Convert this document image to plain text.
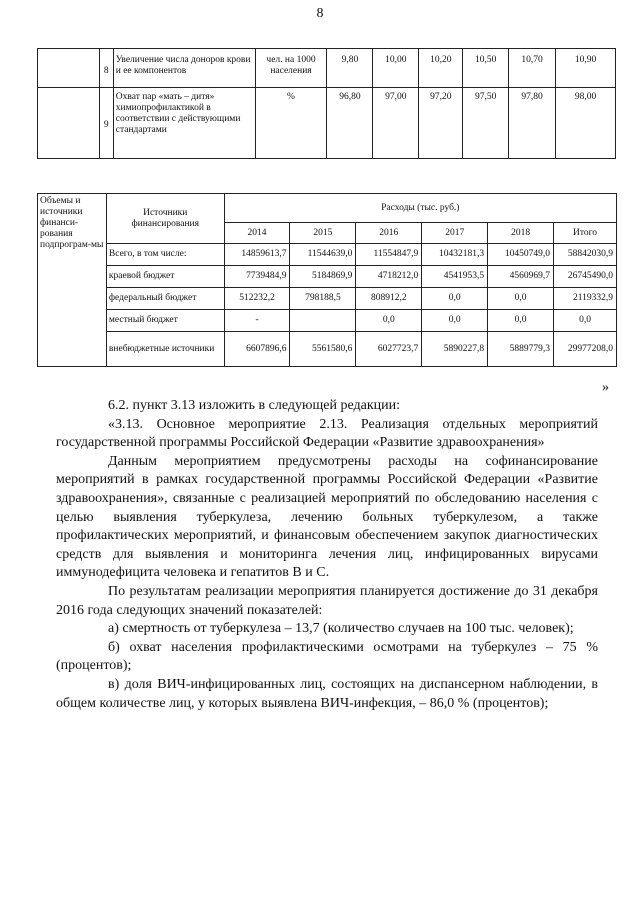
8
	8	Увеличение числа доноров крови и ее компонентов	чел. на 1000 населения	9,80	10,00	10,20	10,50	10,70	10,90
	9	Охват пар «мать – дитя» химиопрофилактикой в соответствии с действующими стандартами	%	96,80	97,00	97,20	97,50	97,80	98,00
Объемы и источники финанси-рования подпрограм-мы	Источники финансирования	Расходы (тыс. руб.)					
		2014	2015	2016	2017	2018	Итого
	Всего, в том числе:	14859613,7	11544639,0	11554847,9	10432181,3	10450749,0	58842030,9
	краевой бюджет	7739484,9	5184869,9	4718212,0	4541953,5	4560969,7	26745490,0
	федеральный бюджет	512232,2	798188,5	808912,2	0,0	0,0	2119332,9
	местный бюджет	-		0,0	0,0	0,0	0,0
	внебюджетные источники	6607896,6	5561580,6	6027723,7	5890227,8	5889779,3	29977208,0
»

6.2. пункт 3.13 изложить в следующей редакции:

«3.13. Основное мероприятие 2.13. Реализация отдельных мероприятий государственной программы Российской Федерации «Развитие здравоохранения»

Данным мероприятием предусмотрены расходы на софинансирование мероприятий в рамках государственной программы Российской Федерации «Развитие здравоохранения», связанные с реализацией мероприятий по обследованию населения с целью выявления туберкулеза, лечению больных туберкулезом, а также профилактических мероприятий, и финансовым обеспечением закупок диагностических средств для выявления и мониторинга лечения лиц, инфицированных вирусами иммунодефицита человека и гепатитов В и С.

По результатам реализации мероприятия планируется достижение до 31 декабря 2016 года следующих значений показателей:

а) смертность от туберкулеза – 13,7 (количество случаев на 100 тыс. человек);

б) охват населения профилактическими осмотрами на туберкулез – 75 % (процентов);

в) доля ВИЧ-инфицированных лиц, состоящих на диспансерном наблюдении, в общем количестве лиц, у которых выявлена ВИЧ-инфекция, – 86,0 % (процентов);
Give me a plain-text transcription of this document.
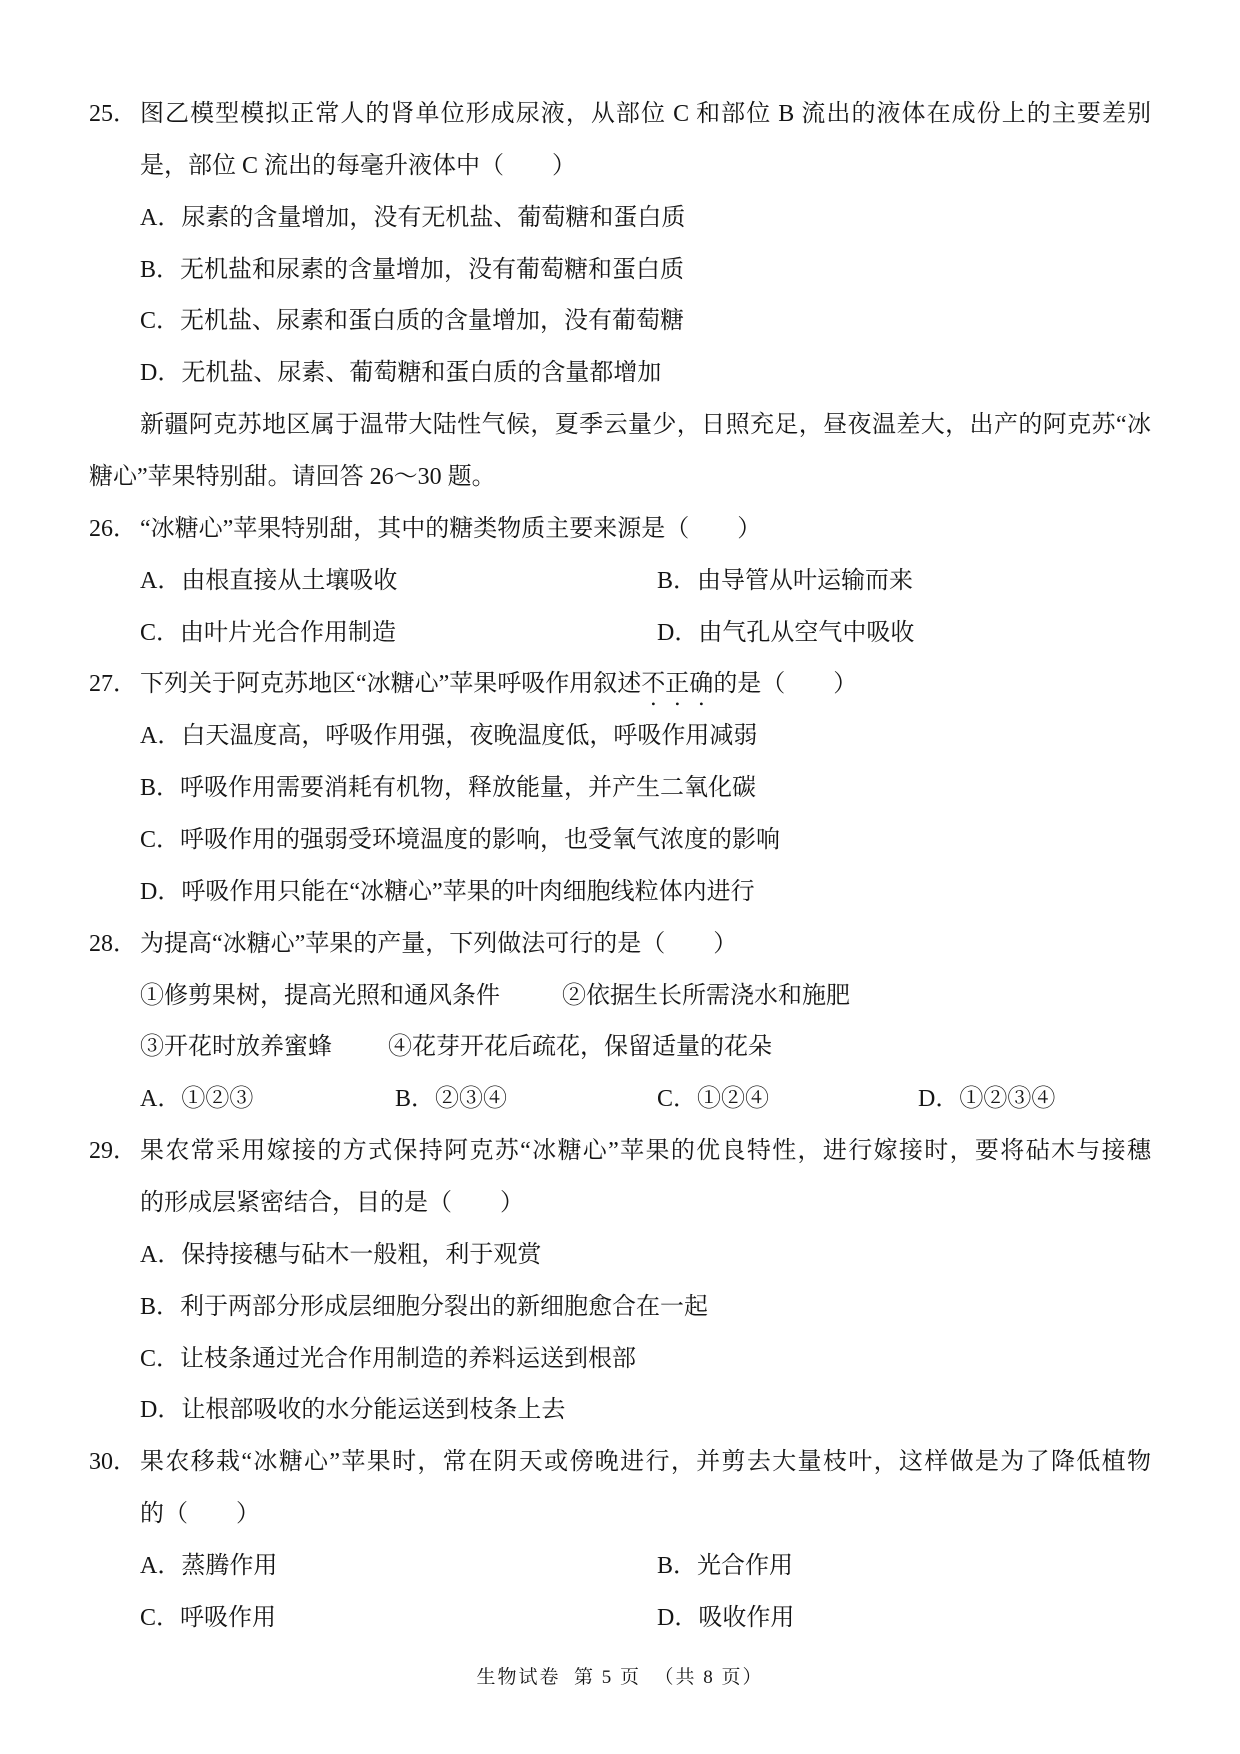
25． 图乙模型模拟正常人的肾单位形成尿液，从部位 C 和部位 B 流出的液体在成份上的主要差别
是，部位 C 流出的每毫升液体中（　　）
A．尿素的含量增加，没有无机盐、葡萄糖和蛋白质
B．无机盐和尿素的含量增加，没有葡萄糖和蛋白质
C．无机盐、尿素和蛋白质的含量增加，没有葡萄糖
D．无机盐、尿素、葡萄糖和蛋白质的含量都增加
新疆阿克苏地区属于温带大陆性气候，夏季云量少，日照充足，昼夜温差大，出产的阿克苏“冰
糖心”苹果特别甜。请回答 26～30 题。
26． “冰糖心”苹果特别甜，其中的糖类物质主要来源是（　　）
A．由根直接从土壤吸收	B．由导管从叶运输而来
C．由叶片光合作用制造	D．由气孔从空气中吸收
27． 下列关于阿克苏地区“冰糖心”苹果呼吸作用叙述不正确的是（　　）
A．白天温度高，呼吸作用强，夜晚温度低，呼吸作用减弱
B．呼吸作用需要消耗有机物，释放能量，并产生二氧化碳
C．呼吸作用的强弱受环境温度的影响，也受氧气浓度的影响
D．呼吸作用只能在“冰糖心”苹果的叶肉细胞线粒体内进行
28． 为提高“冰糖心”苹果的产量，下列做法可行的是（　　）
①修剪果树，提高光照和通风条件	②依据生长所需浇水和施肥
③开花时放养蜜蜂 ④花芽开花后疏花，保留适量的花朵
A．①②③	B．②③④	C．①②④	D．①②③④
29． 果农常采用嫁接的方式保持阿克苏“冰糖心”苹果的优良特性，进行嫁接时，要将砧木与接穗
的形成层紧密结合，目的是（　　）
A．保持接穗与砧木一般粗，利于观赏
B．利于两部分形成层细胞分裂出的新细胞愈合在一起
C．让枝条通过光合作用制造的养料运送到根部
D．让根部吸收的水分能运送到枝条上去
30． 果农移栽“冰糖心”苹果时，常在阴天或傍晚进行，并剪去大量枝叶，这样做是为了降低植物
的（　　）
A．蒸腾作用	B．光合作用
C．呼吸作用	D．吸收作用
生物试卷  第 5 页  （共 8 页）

- - - - - - -

SET EXERCISE: Write out all the records again, exactly, minus any pictures.

EXERCISE SOLUTION:
Convert this document image to plain text.
8
	8	Увеличение числа доноров крови и ее компонентов	чел. на 1000 населения	9,80	10,00	10,20	10,50	10,70	10,90
	9	Охват пар «мать – дитя» химиопрофилактикой в соответствии с действующими стандартами	%	96,80	97,00	97,20	97,50	97,80	98,00
Объемы и источники финанси-рования подпрограм-мы	Источники финансирования	Расходы (тыс. руб.)					
		2014	2015	2016	2017	2018	Итого
	Всего, в том числе:	14859613,7	11544639,0	11554847,9	10432181,3	10450749,0	58842030,9
	краевой бюджет	7739484,9	5184869,9	4718212,0	4541953,5	4560969,7	26745490,0
	федеральный бюджет	512232,2	798188,5	808912,2	0,0	0,0	2119332,9
	местный бюджет	-		0,0	0,0	0,0	0,0
	внебюджетные источники	6607896,6	5561580,6	6027723,7	5890227,8	5889779,3	29977208,0
»

6.2. пункт 3.13 изложить в следующей редакции:

«3.13. Основное мероприятие 2.13. Реализация отдельных мероприятий государственной программы Российской Федерации «Развитие здравоохранения»

Данным мероприятием предусмотрены расходы на софинансирование мероприятий в рамках государственной программы Российской Федерации «Развитие здравоохранения», связанные с реализацией мероприятий по обследованию населения с целью выявления туберкулеза, лечению больных туберкулезом, а также профилактических мероприятий, и финансовым обеспечением закупок диагностических средств для выявления и мониторинга лечения лиц, инфицированных вирусами иммунодефицита человека и гепатитов В и С.

По результатам реализации мероприятия планируется достижение до 31 декабря 2016 года следующих значений показателей:

а) смертность от туберкулеза – 13,7 (количество случаев на 100 тыс. человек);

б) охват населения профилактическими осмотрами на туберкулез – 75 % (процентов);

в) доля ВИЧ-инфицированных лиц, состоящих на диспансерном наблюдении, в общем количестве лиц, у которых выявлена ВИЧ-инфекция, – 86,0 % (процентов);
Give me a plain-text transcription of this document.
25． 图乙模型模拟正常人的肾单位形成尿液，从部位 C 和部位 B 流出的液体在成份上的主要差别
是，部位 C 流出的每毫升液体中（　　）
A．尿素的含量增加，没有无机盐、葡萄糖和蛋白质
B．无机盐和尿素的含量增加，没有葡萄糖和蛋白质
C．无机盐、尿素和蛋白质的含量增加，没有葡萄糖
D．无机盐、尿素、葡萄糖和蛋白质的含量都增加
新疆阿克苏地区属于温带大陆性气候，夏季云量少，日照充足，昼夜温差大，出产的阿克苏“冰
糖心”苹果特别甜。请回答 26～30 题。
26． “冰糖心”苹果特别甜，其中的糖类物质主要来源是（　　）
A．由根直接从土壤吸收	B．由导管从叶运输而来
C．由叶片光合作用制造	D．由气孔从空气中吸收
27． 下列关于阿克苏地区“冰糖心”苹果呼吸作用叙述不正确的是（　　）
A．白天温度高，呼吸作用强，夜晚温度低，呼吸作用减弱
B．呼吸作用需要消耗有机物，释放能量，并产生二氧化碳
C．呼吸作用的强弱受环境温度的影响，也受氧气浓度的影响
D．呼吸作用只能在“冰糖心”苹果的叶肉细胞线粒体内进行
28． 为提高“冰糖心”苹果的产量，下列做法可行的是（　　）
①修剪果树，提高光照和通风条件	②依据生长所需浇水和施肥
③开花时放养蜜蜂 ④花芽开花后疏花，保留适量的花朵
A．①②③	B．②③④	C．①②④	D．①②③④
29． 果农常采用嫁接的方式保持阿克苏“冰糖心”苹果的优良特性，进行嫁接时，要将砧木与接穗
的形成层紧密结合，目的是（　　）
A．保持接穗与砧木一般粗，利于观赏
B．利于两部分形成层细胞分裂出的新细胞愈合在一起
C．让枝条通过光合作用制造的养料运送到根部
D．让根部吸收的水分能运送到枝条上去
30． 果农移栽“冰糖心”苹果时，常在阴天或傍晚进行，并剪去大量枝叶，这样做是为了降低植物
的（　　）
A．蒸腾作用	B．光合作用
C．呼吸作用	D．吸收作用
生物试卷  第 5 页  （共 8 页）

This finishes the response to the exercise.